* WHAT IS NEEDED *
Copy the lines of these items word for word, leaving out the pictures.
§
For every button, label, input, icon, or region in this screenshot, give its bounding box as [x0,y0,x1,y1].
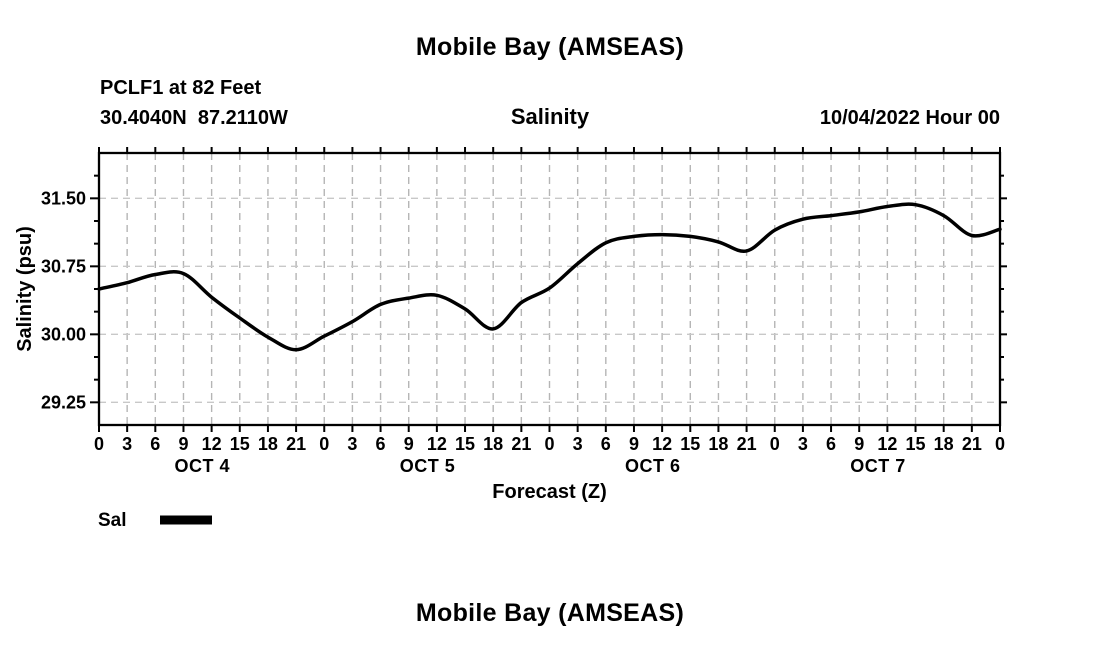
x-tick-label: 6 [601,434,611,454]
y-tick-label: 29.25 [41,392,86,412]
x-tick-label: 0 [94,434,104,454]
x-tick-label: 0 [995,434,1005,454]
x-tick-label: 15 [906,434,926,454]
x-tick-label: 12 [877,434,897,454]
x-tick-label: 18 [258,434,278,454]
x-tick-label: 6 [376,434,386,454]
station-coordinates: 30.4040N 87.2110W [100,107,288,129]
x-tick-label: 3 [347,434,357,454]
x-tick-label: 3 [122,434,132,454]
x-tick-label: 12 [202,434,222,454]
x-tick-label: 3 [573,434,583,454]
station-name: PCLF1 at 82 Feet [100,77,262,99]
x-tick-label: 15 [455,434,475,454]
x-tick-label: 18 [934,434,954,454]
x-tick-label: 21 [737,434,757,454]
y-tick-label: 31.50 [41,188,86,208]
day-label: OCT 4 [174,456,230,476]
y-tick-label: 30.75 [41,256,86,276]
forecast-datetime: 10/04/2022 Hour 00 [819,107,1000,129]
x-tick-label: 18 [483,434,503,454]
x-tick-label: 18 [708,434,728,454]
x-tick-label: 0 [770,434,780,454]
next-page-title: Mobile Bay (AMSEAS) [415,599,685,627]
x-tick-label: 9 [854,434,864,454]
x-tick-label: 21 [962,434,982,454]
x-axis-title: Forecast (Z) [492,481,606,503]
x-tick-label: 9 [178,434,188,454]
x-tick-label: 21 [286,434,306,454]
x-tick-label: 0 [319,434,329,454]
x-tick-label: 6 [150,434,160,454]
day-label: OCT 5 [400,456,456,476]
day-label: OCT 7 [850,456,906,476]
legend-label: Sal [98,510,127,531]
x-tick-label: 12 [427,434,447,454]
x-tick-label: 12 [652,434,672,454]
x-tick-label: 6 [826,434,836,454]
y-tick-label: 30.00 [41,324,86,344]
salinity-series-line [97,202,1002,352]
x-tick-label: 9 [629,434,639,454]
x-tick-label: 15 [230,434,250,454]
plot-variable-title: Salinity [510,104,590,129]
x-tick-label: 21 [511,434,531,454]
y-axis-title: Salinity (psu) [14,226,36,352]
x-tick-label: 0 [544,434,554,454]
x-tick-label: 9 [404,434,414,454]
day-label: OCT 6 [625,456,681,476]
x-tick-label: 15 [680,434,700,454]
x-tick-label: 3 [798,434,808,454]
page-title: Mobile Bay (AMSEAS) [415,33,685,61]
§
* OUTPUT BELOW *
For every button, label, input, icon, or region in this screenshot, give its bounding box as [x0,y0,x1,y1].
x-tick-label: 6 [601,434,611,454]
y-tick-label: 29.25 [41,392,86,412]
x-tick-label: 0 [94,434,104,454]
x-tick-label: 0 [995,434,1005,454]
x-tick-label: 15 [906,434,926,454]
x-tick-label: 12 [877,434,897,454]
x-tick-label: 18 [258,434,278,454]
x-tick-label: 6 [376,434,386,454]
station-coordinates: 30.4040N 87.2110W [100,107,288,129]
x-tick-label: 3 [347,434,357,454]
x-tick-label: 3 [122,434,132,454]
x-tick-label: 12 [202,434,222,454]
x-tick-label: 3 [573,434,583,454]
station-name: PCLF1 at 82 Feet [100,77,262,99]
x-tick-label: 15 [455,434,475,454]
x-tick-label: 18 [934,434,954,454]
x-tick-label: 21 [737,434,757,454]
y-tick-label: 31.50 [41,188,86,208]
day-label: OCT 4 [174,456,230,476]
y-tick-label: 30.75 [41,256,86,276]
forecast-datetime: 10/04/2022 Hour 00 [819,107,1000,129]
x-tick-label: 18 [483,434,503,454]
x-tick-label: 18 [708,434,728,454]
x-tick-label: 0 [770,434,780,454]
next-page-title: Mobile Bay (AMSEAS) [415,599,685,627]
x-tick-label: 9 [854,434,864,454]
x-tick-label: 21 [962,434,982,454]
x-axis-title: Forecast (Z) [492,481,606,503]
x-tick-label: 9 [178,434,188,454]
x-tick-label: 21 [286,434,306,454]
x-tick-label: 0 [319,434,329,454]
x-tick-label: 6 [150,434,160,454]
day-label: OCT 5 [400,456,456,476]
day-label: OCT 7 [850,456,906,476]
legend-label: Sal [98,510,127,531]
x-tick-label: 12 [427,434,447,454]
x-tick-label: 12 [652,434,672,454]
x-tick-label: 6 [826,434,836,454]
y-tick-label: 30.00 [41,324,86,344]
salinity-series-line [97,202,1002,352]
x-tick-label: 9 [629,434,639,454]
x-tick-label: 15 [230,434,250,454]
plot-variable-title: Salinity [510,104,590,129]
x-tick-label: 21 [511,434,531,454]
y-axis-title: Salinity (psu) [14,226,36,352]
x-tick-label: 0 [544,434,554,454]
x-tick-label: 9 [404,434,414,454]
day-label: OCT 6 [625,456,681,476]
x-tick-label: 15 [680,434,700,454]
x-tick-label: 3 [798,434,808,454]
page-title: Mobile Bay (AMSEAS) [415,33,685,61]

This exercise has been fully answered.